**THE TASK**
Copy out, from the entries below, each line holding the string "sailing".

## begin

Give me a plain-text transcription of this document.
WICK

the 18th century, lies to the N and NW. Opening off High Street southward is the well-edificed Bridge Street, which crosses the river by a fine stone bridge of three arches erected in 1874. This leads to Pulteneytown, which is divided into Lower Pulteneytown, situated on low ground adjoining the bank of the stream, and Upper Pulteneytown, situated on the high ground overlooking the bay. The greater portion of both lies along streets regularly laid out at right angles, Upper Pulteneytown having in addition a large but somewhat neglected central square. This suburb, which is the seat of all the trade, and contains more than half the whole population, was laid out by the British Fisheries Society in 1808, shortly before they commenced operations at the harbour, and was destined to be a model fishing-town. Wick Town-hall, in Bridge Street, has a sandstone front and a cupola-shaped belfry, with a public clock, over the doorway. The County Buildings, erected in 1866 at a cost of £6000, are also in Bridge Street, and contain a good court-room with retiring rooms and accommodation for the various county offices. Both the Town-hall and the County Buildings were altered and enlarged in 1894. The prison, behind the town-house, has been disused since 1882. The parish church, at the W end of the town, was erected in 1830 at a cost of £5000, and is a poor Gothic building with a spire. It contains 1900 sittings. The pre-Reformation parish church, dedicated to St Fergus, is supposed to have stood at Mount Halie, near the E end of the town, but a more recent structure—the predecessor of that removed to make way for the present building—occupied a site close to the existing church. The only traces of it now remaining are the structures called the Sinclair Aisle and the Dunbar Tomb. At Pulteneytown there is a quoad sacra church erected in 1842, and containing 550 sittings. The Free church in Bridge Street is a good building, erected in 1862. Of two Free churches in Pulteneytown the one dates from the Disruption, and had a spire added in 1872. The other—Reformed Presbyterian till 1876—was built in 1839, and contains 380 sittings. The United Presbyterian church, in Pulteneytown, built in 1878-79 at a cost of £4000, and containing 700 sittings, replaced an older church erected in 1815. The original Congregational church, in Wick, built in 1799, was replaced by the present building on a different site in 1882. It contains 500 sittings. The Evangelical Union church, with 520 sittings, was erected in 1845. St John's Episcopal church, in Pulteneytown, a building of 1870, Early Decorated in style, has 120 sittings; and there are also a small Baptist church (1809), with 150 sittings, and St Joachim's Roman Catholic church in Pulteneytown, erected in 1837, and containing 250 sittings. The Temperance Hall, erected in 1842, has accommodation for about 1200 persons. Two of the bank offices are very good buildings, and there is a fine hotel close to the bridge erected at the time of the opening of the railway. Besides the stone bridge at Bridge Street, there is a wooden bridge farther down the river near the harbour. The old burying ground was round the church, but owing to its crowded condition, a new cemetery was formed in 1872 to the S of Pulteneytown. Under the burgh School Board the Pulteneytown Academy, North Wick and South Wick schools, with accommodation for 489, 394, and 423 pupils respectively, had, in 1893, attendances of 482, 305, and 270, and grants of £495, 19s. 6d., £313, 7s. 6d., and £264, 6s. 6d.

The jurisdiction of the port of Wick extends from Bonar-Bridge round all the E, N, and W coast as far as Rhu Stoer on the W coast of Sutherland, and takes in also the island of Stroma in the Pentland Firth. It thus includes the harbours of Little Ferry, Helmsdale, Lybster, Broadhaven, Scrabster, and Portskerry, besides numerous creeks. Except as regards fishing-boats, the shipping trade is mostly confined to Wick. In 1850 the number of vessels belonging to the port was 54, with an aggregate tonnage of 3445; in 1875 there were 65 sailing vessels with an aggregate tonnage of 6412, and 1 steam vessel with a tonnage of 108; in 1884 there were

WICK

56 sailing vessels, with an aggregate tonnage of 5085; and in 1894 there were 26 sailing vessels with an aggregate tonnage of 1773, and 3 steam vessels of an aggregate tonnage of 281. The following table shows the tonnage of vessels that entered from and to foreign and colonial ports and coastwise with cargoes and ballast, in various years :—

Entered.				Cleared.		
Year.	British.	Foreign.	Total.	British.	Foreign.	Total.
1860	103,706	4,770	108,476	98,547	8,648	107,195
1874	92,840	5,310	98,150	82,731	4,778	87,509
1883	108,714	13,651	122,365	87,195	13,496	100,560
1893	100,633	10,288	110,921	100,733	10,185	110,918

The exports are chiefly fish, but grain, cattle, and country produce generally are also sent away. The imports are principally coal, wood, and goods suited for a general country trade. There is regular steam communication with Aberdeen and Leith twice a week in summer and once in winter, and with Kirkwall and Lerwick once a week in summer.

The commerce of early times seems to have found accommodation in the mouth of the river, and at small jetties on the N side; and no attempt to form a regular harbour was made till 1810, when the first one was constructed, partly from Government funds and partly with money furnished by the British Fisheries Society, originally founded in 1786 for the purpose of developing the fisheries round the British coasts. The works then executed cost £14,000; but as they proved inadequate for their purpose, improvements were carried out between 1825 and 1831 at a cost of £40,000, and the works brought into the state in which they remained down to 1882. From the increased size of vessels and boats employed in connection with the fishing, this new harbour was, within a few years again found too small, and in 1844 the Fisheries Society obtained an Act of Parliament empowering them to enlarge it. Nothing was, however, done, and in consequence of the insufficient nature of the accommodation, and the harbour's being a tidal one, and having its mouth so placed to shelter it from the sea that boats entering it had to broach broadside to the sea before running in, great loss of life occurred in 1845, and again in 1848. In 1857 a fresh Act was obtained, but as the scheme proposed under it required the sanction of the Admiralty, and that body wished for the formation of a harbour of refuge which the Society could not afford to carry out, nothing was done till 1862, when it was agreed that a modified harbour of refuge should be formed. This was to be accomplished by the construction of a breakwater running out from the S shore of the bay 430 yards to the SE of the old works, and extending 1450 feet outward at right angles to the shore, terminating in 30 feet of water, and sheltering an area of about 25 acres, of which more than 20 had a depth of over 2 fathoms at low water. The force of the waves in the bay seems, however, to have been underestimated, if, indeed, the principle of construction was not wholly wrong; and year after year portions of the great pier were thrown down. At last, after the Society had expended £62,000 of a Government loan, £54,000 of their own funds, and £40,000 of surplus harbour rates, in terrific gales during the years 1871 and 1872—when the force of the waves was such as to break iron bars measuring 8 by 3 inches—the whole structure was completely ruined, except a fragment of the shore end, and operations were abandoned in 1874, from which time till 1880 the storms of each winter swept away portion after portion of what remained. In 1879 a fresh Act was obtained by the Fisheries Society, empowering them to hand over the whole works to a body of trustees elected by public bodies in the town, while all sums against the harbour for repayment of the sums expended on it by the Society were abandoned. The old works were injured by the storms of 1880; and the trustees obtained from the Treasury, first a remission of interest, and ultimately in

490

## end

**CORRECT OUTPUT**
The jurisdiction of the port of Wick extends from Bonar-Bridge round all the E, N, and W coast as far as Rhu Stoer on the W coast of Sutherland, and takes in also the island of Stroma in the Pentland Firth. It thus includes the harbours of Little Ferry, Helmsdale, Lybster, Broadhaven, Scrabster, and Portskerry, besides numerous creeks. Except as regards fishing-boats, the shipping trade is mostly confined to Wick. In 1850 the number of vessels belonging to the port was 54, with an aggregate tonnage of 3445; in 1875 there were 65 sailing vessels with an aggregate tonnage of 6412, and 1 steam vessel with a tonnage of 108; in 1884 there were
56 sailing vessels, with an aggregate tonnage of 5085; and in 1894 there were 26 sailing vessels with an aggregate tonnage of 1773, and 3 steam vessels of an aggregate tonnage of 281. The following table shows the tonnage of vessels that entered from and to foreign and colonial ports and coastwise with cargoes and ballast, in various years :—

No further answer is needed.